:: DATA EXCERPTS ::

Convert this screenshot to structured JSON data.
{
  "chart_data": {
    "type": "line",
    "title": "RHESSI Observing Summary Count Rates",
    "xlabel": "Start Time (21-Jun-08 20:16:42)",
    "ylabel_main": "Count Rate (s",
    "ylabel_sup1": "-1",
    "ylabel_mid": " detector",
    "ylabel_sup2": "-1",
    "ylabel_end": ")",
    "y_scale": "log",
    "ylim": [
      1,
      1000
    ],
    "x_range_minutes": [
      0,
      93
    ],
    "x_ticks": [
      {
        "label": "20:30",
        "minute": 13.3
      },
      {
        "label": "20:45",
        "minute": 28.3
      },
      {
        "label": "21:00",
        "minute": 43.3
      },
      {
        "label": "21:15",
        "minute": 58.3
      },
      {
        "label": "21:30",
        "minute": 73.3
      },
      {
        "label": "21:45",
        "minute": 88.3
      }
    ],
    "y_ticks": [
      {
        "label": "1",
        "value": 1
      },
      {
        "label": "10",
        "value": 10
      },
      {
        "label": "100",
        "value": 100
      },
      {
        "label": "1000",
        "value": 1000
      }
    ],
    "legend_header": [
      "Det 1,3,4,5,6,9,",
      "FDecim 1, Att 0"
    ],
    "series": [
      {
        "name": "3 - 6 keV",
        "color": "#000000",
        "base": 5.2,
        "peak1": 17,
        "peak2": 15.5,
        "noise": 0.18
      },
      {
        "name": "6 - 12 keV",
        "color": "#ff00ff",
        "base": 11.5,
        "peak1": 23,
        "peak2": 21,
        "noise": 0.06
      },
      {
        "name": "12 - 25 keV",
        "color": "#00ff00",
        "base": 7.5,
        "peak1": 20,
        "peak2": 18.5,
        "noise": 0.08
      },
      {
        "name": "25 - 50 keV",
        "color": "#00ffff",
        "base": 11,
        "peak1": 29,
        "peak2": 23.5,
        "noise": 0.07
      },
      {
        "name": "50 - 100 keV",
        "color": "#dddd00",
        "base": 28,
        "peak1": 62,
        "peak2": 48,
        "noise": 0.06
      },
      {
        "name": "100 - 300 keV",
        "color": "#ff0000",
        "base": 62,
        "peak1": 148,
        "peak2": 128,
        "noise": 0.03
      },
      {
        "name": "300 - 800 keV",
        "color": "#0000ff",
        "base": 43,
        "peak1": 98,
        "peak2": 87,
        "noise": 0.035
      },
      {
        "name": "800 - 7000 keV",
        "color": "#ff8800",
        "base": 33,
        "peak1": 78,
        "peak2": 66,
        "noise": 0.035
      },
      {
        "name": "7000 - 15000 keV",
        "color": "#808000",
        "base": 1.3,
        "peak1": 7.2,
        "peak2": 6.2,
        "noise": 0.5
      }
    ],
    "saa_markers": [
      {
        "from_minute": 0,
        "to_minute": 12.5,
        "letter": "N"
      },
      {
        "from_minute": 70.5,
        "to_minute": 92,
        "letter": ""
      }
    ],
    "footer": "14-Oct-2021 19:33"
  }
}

:::

## THE REQUEST
Could you quote the material above in full, exactly as it stands?

## PROBLEM SOLUTION
Convert this screenshot to structured JSON data.
{
  "chart_data": {
    "type": "line",
    "title": "RHESSI Observing Summary Count Rates",
    "xlabel": "Start Time (21-Jun-08 20:16:42)",
    "ylabel_main": "Count Rate (s",
    "ylabel_sup1": "-1",
    "ylabel_mid": " detector",
    "ylabel_sup2": "-1",
    "ylabel_end": ")",
    "y_scale": "log",
    "ylim": [
      1,
      1000
    ],
    "x_range_minutes": [
      0,
      93
    ],
    "x_ticks": [
      {
        "label": "20:30",
        "minute": 13.3
      },
      {
        "label": "20:45",
        "minute": 28.3
      },
      {
        "label": "21:00",
        "minute": 43.3
      },
      {
        "label": "21:15",
        "minute": 58.3
      },
      {
        "label": "21:30",
        "minute": 73.3
      },
      {
        "label": "21:45",
        "minute": 88.3
      }
    ],
    "y_ticks": [
      {
        "label": "1",
        "value": 1
      },
      {
        "label": "10",
        "value": 10
      },
      {
        "label": "100",
        "value": 100
      },
      {
        "label": "1000",
        "value": 1000
      }
    ],
    "legend_header": [
      "Det 1,3,4,5,6,9,",
      "FDecim 1, Att 0"
    ],
    "series": [
      {
        "name": "3 - 6 keV",
        "color": "#000000",
        "base": 5.2,
        "peak1": 17,
        "peak2": 15.5,
        "noise": 0.18
      },
      {
        "name": "6 - 12 keV",
        "color": "#ff00ff",
        "base": 11.5,
        "peak1": 23,
        "peak2": 21,
        "noise": 0.06
      },
      {
        "name": "12 - 25 keV",
        "color": "#00ff00",
        "base": 7.5,
        "peak1": 20,
        "peak2": 18.5,
        "noise": 0.08
      },
      {
        "name": "25 - 50 keV",
        "color": "#00ffff",
        "base": 11,
        "peak1": 29,
        "peak2": 23.5,
        "noise": 0.07
      },
      {
        "name": "50 - 100 keV",
        "color": "#dddd00",
        "base": 28,
        "peak1": 62,
        "peak2": 48,
        "noise": 0.06
      },
      {
        "name": "100 - 300 keV",
        "color": "#ff0000",
        "base": 62,
        "peak1": 148,
        "peak2": 128,
        "noise": 0.03
      },
      {
        "name": "300 - 800 keV",
        "color": "#0000ff",
        "base": 43,
        "peak1": 98,
        "peak2": 87,
        "noise": 0.035
      },
      {
        "name": "800 - 7000 keV",
        "color": "#ff8800",
        "base": 33,
        "peak1": 78,
        "peak2": 66,
        "noise": 0.035
      },
      {
        "name": "7000 - 15000 keV",
        "color": "#808000",
        "base": 1.3,
        "peak1": 7.2,
        "peak2": 6.2,
        "noise": 0.5
      }
    ],
    "saa_markers": [
      {
        "from_minute": 0,
        "to_minute": 12.5,
        "letter": "N"
      },
      {
        "from_minute": 70.5,
        "to_minute": 92,
        "letter": ""
      }
    ],
    "footer": "14-Oct-2021 19:33"
  }
}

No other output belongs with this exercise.